## WHAT TO PRODUCE
Output an exact reproduction of the data.

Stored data

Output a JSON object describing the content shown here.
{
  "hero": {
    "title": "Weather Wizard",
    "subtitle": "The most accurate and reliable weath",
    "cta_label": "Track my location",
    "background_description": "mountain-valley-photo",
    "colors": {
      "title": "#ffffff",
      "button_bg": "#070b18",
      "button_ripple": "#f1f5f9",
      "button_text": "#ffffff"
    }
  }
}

## TASK RESULT
Output a JSON object describing the content shown here.
{
  "hero": {
    "title": "Weather Wizard",
    "subtitle": "The most accurate and reliable weath",
    "cta_label": "Track my location",
    "background_description": "mountain-valley-photo",
    "colors": {
      "title": "#ffffff",
      "button_bg": "#070b18",
      "button_ripple": "#f1f5f9",
      "button_text": "#ffffff"
    }
  }
}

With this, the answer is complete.